(Stored data entries)
[start]

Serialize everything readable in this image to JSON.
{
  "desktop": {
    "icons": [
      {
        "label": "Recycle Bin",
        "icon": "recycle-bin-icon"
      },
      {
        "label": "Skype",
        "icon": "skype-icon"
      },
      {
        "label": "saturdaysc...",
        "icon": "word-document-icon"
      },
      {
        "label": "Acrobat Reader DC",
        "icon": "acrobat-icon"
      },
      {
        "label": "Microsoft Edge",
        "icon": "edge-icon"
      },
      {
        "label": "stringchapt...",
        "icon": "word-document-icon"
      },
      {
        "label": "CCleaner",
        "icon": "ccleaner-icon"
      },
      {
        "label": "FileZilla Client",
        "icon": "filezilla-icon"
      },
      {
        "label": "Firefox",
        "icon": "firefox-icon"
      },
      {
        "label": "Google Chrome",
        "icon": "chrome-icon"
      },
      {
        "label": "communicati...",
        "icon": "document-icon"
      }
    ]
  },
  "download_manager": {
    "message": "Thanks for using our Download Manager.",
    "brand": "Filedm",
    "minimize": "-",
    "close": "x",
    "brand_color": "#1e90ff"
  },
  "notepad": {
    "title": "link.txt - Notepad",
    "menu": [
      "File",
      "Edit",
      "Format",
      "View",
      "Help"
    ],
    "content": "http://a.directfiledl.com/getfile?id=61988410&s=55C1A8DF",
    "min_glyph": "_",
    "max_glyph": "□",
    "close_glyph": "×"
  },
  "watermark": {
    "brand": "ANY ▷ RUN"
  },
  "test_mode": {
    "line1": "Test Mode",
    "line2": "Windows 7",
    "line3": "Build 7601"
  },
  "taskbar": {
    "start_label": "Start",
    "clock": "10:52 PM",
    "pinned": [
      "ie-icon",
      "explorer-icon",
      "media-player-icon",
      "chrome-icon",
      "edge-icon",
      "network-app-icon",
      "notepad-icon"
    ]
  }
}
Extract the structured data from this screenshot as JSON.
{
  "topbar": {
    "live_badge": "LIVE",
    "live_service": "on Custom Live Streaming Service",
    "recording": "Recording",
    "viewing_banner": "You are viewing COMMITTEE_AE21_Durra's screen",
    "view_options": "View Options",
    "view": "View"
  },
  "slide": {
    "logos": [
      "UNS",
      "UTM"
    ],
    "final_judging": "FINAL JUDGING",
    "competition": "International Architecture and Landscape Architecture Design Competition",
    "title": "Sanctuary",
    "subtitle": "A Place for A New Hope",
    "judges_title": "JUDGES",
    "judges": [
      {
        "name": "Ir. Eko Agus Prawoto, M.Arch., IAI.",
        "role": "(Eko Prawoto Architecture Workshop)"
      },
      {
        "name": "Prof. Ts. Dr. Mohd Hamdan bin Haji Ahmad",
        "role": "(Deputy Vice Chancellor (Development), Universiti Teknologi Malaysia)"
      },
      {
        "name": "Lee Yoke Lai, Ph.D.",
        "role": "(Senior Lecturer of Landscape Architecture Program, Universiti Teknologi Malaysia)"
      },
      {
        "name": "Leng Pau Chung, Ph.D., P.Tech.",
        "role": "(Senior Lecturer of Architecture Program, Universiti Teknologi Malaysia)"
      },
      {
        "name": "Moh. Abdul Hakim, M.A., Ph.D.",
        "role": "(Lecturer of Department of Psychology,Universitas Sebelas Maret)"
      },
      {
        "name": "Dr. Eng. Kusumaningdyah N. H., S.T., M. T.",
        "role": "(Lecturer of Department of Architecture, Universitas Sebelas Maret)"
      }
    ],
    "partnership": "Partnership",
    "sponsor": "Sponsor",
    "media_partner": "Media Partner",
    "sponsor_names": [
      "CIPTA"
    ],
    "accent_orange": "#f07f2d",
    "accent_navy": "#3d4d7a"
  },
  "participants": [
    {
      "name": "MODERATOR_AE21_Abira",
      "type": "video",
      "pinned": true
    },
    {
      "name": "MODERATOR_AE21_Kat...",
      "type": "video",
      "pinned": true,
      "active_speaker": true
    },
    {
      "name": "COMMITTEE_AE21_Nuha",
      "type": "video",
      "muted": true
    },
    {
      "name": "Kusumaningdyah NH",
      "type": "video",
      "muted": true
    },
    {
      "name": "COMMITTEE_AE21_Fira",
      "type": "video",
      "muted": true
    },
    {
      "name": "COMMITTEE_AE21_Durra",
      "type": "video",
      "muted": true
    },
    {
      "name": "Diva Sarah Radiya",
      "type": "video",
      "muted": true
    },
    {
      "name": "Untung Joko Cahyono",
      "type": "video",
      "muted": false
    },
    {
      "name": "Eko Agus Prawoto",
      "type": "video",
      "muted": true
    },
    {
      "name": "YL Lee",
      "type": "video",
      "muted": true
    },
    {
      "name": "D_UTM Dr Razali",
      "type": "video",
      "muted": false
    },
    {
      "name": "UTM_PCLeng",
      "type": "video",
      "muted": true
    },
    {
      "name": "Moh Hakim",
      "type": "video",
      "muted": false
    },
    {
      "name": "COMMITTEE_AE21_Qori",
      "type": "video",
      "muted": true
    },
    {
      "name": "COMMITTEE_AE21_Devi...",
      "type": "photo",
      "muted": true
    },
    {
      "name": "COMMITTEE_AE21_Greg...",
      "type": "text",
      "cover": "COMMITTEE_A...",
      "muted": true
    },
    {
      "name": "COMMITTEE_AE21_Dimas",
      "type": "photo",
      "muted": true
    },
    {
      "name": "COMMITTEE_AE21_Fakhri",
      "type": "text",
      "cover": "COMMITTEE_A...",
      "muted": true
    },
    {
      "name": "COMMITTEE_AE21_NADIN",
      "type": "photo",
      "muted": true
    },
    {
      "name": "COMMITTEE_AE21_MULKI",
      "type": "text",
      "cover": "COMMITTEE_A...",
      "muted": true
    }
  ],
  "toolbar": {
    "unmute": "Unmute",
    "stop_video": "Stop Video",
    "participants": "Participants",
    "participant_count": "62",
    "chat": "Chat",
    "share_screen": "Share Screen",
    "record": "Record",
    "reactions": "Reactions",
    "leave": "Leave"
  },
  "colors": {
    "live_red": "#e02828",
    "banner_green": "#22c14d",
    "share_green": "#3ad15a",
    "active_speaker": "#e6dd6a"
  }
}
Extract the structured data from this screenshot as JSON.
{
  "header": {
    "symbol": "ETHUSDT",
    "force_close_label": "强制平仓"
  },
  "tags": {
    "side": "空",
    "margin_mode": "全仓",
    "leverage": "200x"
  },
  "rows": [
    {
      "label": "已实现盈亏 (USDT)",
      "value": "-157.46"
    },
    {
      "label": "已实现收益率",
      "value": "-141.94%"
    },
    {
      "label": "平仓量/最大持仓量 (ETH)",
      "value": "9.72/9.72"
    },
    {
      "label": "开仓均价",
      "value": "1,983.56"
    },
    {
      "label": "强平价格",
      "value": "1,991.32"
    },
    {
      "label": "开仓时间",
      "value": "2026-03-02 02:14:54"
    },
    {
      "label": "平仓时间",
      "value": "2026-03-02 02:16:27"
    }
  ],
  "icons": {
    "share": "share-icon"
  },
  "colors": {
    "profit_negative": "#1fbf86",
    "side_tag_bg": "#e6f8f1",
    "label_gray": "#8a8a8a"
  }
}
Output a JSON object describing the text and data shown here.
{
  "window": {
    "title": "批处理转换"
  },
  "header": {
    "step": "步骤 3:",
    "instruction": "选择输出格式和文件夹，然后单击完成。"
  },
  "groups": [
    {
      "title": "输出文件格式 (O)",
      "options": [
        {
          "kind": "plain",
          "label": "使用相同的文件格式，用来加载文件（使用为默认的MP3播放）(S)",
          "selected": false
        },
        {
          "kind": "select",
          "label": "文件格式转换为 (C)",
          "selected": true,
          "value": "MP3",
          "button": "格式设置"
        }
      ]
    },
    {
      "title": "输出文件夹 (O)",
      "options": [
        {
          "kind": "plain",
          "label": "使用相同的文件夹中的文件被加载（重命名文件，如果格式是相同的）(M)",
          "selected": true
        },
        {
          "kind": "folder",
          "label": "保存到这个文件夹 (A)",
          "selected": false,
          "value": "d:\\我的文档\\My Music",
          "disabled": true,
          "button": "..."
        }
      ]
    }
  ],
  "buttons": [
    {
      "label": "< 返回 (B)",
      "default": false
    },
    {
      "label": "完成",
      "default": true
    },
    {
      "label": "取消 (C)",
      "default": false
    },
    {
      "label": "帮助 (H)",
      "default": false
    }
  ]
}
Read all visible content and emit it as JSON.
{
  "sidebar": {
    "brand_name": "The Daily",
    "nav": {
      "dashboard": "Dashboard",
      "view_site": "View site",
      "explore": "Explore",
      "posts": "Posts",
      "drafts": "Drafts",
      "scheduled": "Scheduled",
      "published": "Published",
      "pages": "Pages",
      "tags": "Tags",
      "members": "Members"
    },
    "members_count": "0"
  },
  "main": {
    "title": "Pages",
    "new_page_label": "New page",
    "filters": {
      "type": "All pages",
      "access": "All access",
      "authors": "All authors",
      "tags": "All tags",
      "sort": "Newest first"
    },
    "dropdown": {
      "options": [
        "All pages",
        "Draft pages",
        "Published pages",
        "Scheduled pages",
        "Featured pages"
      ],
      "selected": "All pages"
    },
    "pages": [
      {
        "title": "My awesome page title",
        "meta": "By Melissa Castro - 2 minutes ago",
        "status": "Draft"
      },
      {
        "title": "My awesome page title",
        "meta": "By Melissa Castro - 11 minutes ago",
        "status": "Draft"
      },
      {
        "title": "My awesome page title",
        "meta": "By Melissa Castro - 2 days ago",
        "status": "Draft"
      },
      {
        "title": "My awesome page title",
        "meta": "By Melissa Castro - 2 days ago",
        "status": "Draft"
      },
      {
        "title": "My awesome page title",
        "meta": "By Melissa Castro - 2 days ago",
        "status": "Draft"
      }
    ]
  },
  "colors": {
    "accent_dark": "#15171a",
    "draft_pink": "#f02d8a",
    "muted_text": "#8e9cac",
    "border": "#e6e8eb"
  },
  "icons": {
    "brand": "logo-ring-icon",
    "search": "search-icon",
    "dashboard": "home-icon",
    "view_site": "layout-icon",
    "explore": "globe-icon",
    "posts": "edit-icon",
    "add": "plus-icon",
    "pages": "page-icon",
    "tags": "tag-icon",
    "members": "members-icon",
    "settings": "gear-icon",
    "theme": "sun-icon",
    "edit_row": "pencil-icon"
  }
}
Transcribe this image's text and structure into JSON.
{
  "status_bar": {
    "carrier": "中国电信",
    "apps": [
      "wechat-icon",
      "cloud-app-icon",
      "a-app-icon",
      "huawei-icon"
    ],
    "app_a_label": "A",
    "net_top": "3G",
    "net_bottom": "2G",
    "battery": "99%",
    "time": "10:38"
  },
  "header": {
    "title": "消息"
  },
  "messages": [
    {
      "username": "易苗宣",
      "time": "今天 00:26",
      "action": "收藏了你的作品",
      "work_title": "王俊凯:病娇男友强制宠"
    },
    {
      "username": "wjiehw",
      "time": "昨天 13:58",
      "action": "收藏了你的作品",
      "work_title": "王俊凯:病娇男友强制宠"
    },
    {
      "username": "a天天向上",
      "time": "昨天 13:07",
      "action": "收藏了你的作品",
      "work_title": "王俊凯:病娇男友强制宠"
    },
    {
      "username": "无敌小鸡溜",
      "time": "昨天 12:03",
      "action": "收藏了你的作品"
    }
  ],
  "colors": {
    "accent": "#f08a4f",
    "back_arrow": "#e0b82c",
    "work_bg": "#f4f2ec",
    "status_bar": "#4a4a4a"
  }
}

[end]

### WORK INSTRUCTIONS
Copy exactly the lines of the listing above, beginning at the line with "Transcribe this image's" and ending at its final line; write out nothing else.

### EXERCISE ANSWER
Transcribe this image's text and structure into JSON.
{
  "status_bar": {
    "carrier": "中国电信",
    "apps": [
      "wechat-icon",
      "cloud-app-icon",
      "a-app-icon",
      "huawei-icon"
    ],
    "app_a_label": "A",
    "net_top": "3G",
    "net_bottom": "2G",
    "battery": "99%",
    "time": "10:38"
  },
  "header": {
    "title": "消息"
  },
  "messages": [
    {
      "username": "易苗宣",
      "time": "今天 00:26",
      "action": "收藏了你的作品",
      "work_title": "王俊凯:病娇男友强制宠"
    },
    {
      "username": "wjiehw",
      "time": "昨天 13:58",
      "action": "收藏了你的作品",
      "work_title": "王俊凯:病娇男友强制宠"
    },
    {
      "username": "a天天向上",
      "time": "昨天 13:07",
      "action": "收藏了你的作品",
      "work_title": "王俊凯:病娇男友强制宠"
    },
    {
      "username": "无敌小鸡溜",
      "time": "昨天 12:03",
      "action": "收藏了你的作品"
    }
  ],
  "colors": {
    "accent": "#f08a4f",
    "back_arrow": "#e0b82c",
    "work_bg": "#f4f2ec",
    "status_bar": "#4a4a4a"
  }
}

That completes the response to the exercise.